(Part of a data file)
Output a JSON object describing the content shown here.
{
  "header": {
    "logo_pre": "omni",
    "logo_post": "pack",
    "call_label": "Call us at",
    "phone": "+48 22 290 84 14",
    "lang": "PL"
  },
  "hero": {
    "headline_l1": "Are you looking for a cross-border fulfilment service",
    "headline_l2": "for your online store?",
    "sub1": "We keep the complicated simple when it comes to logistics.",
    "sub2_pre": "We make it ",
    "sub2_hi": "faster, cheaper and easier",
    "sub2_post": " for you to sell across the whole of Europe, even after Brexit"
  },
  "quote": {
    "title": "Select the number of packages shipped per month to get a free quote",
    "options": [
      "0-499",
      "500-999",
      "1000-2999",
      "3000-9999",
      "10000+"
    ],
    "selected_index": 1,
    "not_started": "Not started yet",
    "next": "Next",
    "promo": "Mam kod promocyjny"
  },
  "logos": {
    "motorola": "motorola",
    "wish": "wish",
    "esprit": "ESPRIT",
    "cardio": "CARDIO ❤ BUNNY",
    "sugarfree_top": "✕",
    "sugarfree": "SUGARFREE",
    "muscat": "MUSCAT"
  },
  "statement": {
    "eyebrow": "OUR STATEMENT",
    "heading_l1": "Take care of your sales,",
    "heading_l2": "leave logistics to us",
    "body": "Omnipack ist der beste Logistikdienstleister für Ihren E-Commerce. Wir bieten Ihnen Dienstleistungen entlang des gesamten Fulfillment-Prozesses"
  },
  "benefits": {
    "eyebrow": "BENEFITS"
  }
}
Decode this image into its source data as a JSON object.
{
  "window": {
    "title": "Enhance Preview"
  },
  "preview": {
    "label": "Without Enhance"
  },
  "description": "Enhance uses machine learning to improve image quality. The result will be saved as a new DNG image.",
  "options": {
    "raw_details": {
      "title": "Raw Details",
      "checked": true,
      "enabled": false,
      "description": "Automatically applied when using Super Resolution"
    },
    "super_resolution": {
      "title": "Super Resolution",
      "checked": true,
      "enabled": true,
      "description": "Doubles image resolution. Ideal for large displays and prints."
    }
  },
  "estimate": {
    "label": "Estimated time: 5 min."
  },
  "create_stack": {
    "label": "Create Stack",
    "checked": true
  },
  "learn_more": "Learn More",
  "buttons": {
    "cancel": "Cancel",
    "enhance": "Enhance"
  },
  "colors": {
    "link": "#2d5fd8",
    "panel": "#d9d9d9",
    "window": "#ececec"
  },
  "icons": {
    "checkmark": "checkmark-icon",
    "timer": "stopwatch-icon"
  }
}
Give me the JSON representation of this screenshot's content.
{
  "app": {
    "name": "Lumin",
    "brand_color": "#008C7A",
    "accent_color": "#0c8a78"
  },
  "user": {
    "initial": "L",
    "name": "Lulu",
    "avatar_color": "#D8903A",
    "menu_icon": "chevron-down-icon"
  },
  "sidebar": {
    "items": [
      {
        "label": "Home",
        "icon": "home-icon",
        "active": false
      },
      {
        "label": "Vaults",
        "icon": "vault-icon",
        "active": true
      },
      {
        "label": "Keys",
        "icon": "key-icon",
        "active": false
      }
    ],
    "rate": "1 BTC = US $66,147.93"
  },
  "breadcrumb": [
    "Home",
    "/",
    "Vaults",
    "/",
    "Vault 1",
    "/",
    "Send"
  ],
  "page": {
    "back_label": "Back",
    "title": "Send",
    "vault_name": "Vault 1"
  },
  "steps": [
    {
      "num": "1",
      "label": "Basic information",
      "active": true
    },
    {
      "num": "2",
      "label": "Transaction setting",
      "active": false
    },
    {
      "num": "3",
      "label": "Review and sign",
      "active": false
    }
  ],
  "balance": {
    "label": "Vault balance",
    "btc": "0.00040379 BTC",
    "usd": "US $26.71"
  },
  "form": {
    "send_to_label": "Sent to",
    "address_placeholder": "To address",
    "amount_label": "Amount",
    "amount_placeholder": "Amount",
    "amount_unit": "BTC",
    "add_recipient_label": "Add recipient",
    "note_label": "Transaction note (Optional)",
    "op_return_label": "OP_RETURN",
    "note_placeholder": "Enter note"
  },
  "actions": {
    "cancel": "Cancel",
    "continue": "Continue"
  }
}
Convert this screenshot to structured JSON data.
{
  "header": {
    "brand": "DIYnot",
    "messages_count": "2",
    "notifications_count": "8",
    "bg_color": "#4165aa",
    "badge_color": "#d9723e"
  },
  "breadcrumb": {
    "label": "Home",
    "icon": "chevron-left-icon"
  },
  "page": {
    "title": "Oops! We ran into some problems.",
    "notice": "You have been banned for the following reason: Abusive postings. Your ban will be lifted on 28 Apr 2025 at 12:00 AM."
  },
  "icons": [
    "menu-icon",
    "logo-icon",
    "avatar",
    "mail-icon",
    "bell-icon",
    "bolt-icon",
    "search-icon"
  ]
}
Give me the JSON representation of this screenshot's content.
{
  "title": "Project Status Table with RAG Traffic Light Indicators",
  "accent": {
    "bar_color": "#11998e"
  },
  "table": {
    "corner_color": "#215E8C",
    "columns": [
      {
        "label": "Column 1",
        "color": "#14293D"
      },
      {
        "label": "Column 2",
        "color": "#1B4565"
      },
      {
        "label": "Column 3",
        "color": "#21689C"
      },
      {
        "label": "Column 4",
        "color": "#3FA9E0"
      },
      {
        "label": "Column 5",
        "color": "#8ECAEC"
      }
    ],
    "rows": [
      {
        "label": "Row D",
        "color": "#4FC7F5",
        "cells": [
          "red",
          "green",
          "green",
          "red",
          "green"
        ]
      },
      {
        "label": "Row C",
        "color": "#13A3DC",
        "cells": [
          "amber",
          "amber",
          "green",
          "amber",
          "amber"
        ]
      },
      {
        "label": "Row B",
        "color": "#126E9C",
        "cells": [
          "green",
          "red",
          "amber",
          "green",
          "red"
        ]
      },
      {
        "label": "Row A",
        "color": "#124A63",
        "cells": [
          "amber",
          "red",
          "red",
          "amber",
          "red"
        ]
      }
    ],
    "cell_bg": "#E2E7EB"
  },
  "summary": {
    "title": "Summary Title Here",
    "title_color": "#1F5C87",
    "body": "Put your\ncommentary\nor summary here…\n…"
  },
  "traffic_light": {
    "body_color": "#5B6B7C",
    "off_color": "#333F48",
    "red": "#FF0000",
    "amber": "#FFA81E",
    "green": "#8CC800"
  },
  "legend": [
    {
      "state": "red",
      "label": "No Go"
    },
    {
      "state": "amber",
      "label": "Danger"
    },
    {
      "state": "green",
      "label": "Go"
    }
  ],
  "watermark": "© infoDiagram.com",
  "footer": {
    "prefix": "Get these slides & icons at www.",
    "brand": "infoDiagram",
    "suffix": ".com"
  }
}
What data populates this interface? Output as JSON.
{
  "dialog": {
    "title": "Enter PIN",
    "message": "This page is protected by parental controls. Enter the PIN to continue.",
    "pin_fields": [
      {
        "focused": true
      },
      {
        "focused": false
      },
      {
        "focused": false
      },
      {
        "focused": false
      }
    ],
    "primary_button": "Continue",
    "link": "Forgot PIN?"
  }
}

### Written instruction
Send back every record, precisely as written.

### Answer to the exercise
Output a JSON object describing the content shown here.
{
  "header": {
    "logo_pre": "omni",
    "logo_post": "pack",
    "call_label": "Call us at",
    "phone": "+48 22 290 84 14",
    "lang": "PL"
  },
  "hero": {
    "headline_l1": "Are you looking for a cross-border fulfilment service",
    "headline_l2": "for your online store?",
    "sub1": "We keep the complicated simple when it comes to logistics.",
    "sub2_pre": "We make it ",
    "sub2_hi": "faster, cheaper and easier",
    "sub2_post": " for you to sell across the whole of Europe, even after Brexit"
  },
  "quote": {
    "title": "Select the number of packages shipped per month to get a free quote",
    "options": [
      "0-499",
      "500-999",
      "1000-2999",
      "3000-9999",
      "10000+"
    ],
    "selected_index": 1,
    "not_started": "Not started yet",
    "next": "Next",
    "promo": "Mam kod promocyjny"
  },
  "logos": {
    "motorola": "motorola",
    "wish": "wish",
    "esprit": "ESPRIT",
    "cardio": "CARDIO ❤ BUNNY",
    "sugarfree_top": "✕",
    "sugarfree": "SUGARFREE",
    "muscat": "MUSCAT"
  },
  "statement": {
    "eyebrow": "OUR STATEMENT",
    "heading_l1": "Take care of your sales,",
    "heading_l2": "leave logistics to us",
    "body": "Omnipack ist der beste Logistikdienstleister für Ihren E-Commerce. Wir bieten Ihnen Dienstleistungen entlang des gesamten Fulfillment-Prozesses"
  },
  "benefits": {
    "eyebrow": "BENEFITS"
  }
}
Decode this image into its source data as a JSON object.
{
  "window": {
    "title": "Enhance Preview"
  },
  "preview": {
    "label": "Without Enhance"
  },
  "description": "Enhance uses machine learning to improve image quality. The result will be saved as a new DNG image.",
  "options": {
    "raw_details": {
      "title": "Raw Details",
      "checked": true,
      "enabled": false,
      "description": "Automatically applied when using Super Resolution"
    },
    "super_resolution": {
      "title": "Super Resolution",
      "checked": true,
      "enabled": true,
      "description": "Doubles image resolution. Ideal for large displays and prints."
    }
  },
  "estimate": {
    "label": "Estimated time: 5 min."
  },
  "create_stack": {
    "label": "Create Stack",
    "checked": true
  },
  "learn_more": "Learn More",
  "buttons": {
    "cancel": "Cancel",
    "enhance": "Enhance"
  },
  "colors": {
    "link": "#2d5fd8",
    "panel": "#d9d9d9",
    "window": "#ececec"
  },
  "icons": {
    "checkmark": "checkmark-icon",
    "timer": "stopwatch-icon"
  }
}
Give me the JSON representation of this screenshot's content.
{
  "app": {
    "name": "Lumin",
    "brand_color": "#008C7A",
    "accent_color": "#0c8a78"
  },
  "user": {
    "initial": "L",
    "name": "Lulu",
    "avatar_color": "#D8903A",
    "menu_icon": "chevron-down-icon"
  },
  "sidebar": {
    "items": [
      {
        "label": "Home",
        "icon": "home-icon",
        "active": false
      },
      {
        "label": "Vaults",
        "icon": "vault-icon",
        "active": true
      },
      {
        "label": "Keys",
        "icon": "key-icon",
        "active": false
      }
    ],
    "rate": "1 BTC = US $66,147.93"
  },
  "breadcrumb": [
    "Home",
    "/",
    "Vaults",
    "/",
    "Vault 1",
    "/",
    "Send"
  ],
  "page": {
    "back_label": "Back",
    "title": "Send",
    "vault_name": "Vault 1"
  },
  "steps": [
    {
      "num": "1",
      "label": "Basic information",
      "active": true
    },
    {
      "num": "2",
      "label": "Transaction setting",
      "active": false
    },
    {
      "num": "3",
      "label": "Review and sign",
      "active": false
    }
  ],
  "balance": {
    "label": "Vault balance",
    "btc": "0.00040379 BTC",
    "usd": "US $26.71"
  },
  "form": {
    "send_to_label": "Sent to",
    "address_placeholder": "To address",
    "amount_label": "Amount",
    "amount_placeholder": "Amount",
    "amount_unit": "BTC",
    "add_recipient_label": "Add recipient",
    "note_label": "Transaction note (Optional)",
    "op_return_label": "OP_RETURN",
    "note_placeholder": "Enter note"
  },
  "actions": {
    "cancel": "Cancel",
    "continue": "Continue"
  }
}
Convert this screenshot to structured JSON data.
{
  "header": {
    "brand": "DIYnot",
    "messages_count": "2",
    "notifications_count": "8",
    "bg_color": "#4165aa",
    "badge_color": "#d9723e"
  },
  "breadcrumb": {
    "label": "Home",
    "icon": "chevron-left-icon"
  },
  "page": {
    "title": "Oops! We ran into some problems.",
    "notice": "You have been banned for the following reason: Abusive postings. Your ban will be lifted on 28 Apr 2025 at 12:00 AM."
  },
  "icons": [
    "menu-icon",
    "logo-icon",
    "avatar",
    "mail-icon",
    "bell-icon",
    "bolt-icon",
    "search-icon"
  ]
}
Give me the JSON representation of this screenshot's content.
{
  "title": "Project Status Table with RAG Traffic Light Indicators",
  "accent": {
    "bar_color": "#11998e"
  },
  "table": {
    "corner_color": "#215E8C",
    "columns": [
      {
        "label": "Column 1",
        "color": "#14293D"
      },
      {
        "label": "Column 2",
        "color": "#1B4565"
      },
      {
        "label": "Column 3",
        "color": "#21689C"
      },
      {
        "label": "Column 4",
        "color": "#3FA9E0"
      },
      {
        "label": "Column 5",
        "color": "#8ECAEC"
      }
    ],
    "rows": [
      {
        "label": "Row D",
        "color": "#4FC7F5",
        "cells": [
          "red",
          "green",
          "green",
          "red",
          "green"
        ]
      },
      {
        "label": "Row C",
        "color": "#13A3DC",
        "cells": [
          "amber",
          "amber",
          "green",
          "amber",
          "amber"
        ]
      },
      {
        "label": "Row B",
        "color": "#126E9C",
        "cells": [
          "green",
          "red",
          "amber",
          "green",
          "red"
        ]
      },
      {
        "label": "Row A",
        "color": "#124A63",
        "cells": [
          "amber",
          "red",
          "red",
          "amber",
          "red"
        ]
      }
    ],
    "cell_bg": "#E2E7EB"
  },
  "summary": {
    "title": "Summary Title Here",
    "title_color": "#1F5C87",
    "body": "Put your\ncommentary\nor summary here…\n…"
  },
  "traffic_light": {
    "body_color": "#5B6B7C",
    "off_color": "#333F48",
    "red": "#FF0000",
    "amber": "#FFA81E",
    "green": "#8CC800"
  },
  "legend": [
    {
      "state": "red",
      "label": "No Go"
    },
    {
      "state": "amber",
      "label": "Danger"
    },
    {
      "state": "green",
      "label": "Go"
    }
  ],
  "watermark": "© infoDiagram.com",
  "footer": {
    "prefix": "Get these slides & icons at www.",
    "brand": "infoDiagram",
    "suffix": ".com"
  }
}
What data populates this interface? Output as JSON.
{
  "dialog": {
    "title": "Enter PIN",
    "message": "This page is protected by parental controls. Enter the PIN to continue.",
    "pin_fields": [
      {
        "focused": true
      },
      {
        "focused": false
      },
      {
        "focused": false
      },
      {
        "focused": false
      }
    ],
    "primary_button": "Continue",
    "link": "Forgot PIN?"
  }
}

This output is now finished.